==== Data lines ====
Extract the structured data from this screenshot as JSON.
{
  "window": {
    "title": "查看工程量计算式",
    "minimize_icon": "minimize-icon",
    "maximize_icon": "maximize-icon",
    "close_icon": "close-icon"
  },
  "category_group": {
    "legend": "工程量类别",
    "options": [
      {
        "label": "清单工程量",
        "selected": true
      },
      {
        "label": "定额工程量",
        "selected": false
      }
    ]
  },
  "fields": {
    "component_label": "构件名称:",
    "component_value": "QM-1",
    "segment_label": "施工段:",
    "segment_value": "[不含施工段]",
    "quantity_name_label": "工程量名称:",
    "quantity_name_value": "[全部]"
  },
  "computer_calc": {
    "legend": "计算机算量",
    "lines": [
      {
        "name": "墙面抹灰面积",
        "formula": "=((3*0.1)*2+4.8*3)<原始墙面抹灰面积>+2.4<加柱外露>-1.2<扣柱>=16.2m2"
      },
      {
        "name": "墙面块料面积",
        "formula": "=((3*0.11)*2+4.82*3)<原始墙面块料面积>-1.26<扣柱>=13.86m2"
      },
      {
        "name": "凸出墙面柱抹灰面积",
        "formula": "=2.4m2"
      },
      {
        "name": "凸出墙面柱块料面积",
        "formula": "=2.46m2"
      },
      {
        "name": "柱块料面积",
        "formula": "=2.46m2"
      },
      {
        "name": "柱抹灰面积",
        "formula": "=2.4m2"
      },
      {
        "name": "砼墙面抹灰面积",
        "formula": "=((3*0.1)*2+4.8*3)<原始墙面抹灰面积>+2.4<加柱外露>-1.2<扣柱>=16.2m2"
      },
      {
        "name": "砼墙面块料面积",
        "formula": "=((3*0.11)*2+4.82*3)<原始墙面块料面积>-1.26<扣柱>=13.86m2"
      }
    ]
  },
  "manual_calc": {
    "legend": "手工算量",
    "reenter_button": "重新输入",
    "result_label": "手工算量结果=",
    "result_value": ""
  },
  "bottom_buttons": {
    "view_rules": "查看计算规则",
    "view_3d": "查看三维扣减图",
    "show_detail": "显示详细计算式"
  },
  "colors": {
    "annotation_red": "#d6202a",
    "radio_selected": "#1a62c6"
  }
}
====
Aim:
Output the full listing exactly as it stands.

Full solution:
Extract the structured data from this screenshot as JSON.
{
  "window": {
    "title": "查看工程量计算式",
    "minimize_icon": "minimize-icon",
    "maximize_icon": "maximize-icon",
    "close_icon": "close-icon"
  },
  "category_group": {
    "legend": "工程量类别",
    "options": [
      {
        "label": "清单工程量",
        "selected": true
      },
      {
        "label": "定额工程量",
        "selected": false
      }
    ]
  },
  "fields": {
    "component_label": "构件名称:",
    "component_value": "QM-1",
    "segment_label": "施工段:",
    "segment_value": "[不含施工段]",
    "quantity_name_label": "工程量名称:",
    "quantity_name_value": "[全部]"
  },
  "computer_calc": {
    "legend": "计算机算量",
    "lines": [
      {
        "name": "墙面抹灰面积",
        "formula": "=((3*0.1)*2+4.8*3)<原始墙面抹灰面积>+2.4<加柱外露>-1.2<扣柱>=16.2m2"
      },
      {
        "name": "墙面块料面积",
        "formula": "=((3*0.11)*2+4.82*3)<原始墙面块料面积>-1.26<扣柱>=13.86m2"
      },
      {
        "name": "凸出墙面柱抹灰面积",
        "formula": "=2.4m2"
      },
      {
        "name": "凸出墙面柱块料面积",
        "formula": "=2.46m2"
      },
      {
        "name": "柱块料面积",
        "formula": "=2.46m2"
      },
      {
        "name": "柱抹灰面积",
        "formula": "=2.4m2"
      },
      {
        "name": "砼墙面抹灰面积",
        "formula": "=((3*0.1)*2+4.8*3)<原始墙面抹灰面积>+2.4<加柱外露>-1.2<扣柱>=16.2m2"
      },
      {
        "name": "砼墙面块料面积",
        "formula": "=((3*0.11)*2+4.82*3)<原始墙面块料面积>-1.26<扣柱>=13.86m2"
      }
    ]
  },
  "manual_calc": {
    "legend": "手工算量",
    "reenter_button": "重新输入",
    "result_label": "手工算量结果=",
    "result_value": ""
  },
  "bottom_buttons": {
    "view_rules": "查看计算规则",
    "view_3d": "查看三维扣减图",
    "show_detail": "显示详细计算式"
  },
  "colors": {
    "annotation_red": "#d6202a",
    "radio_selected": "#1a62c6"
  }
}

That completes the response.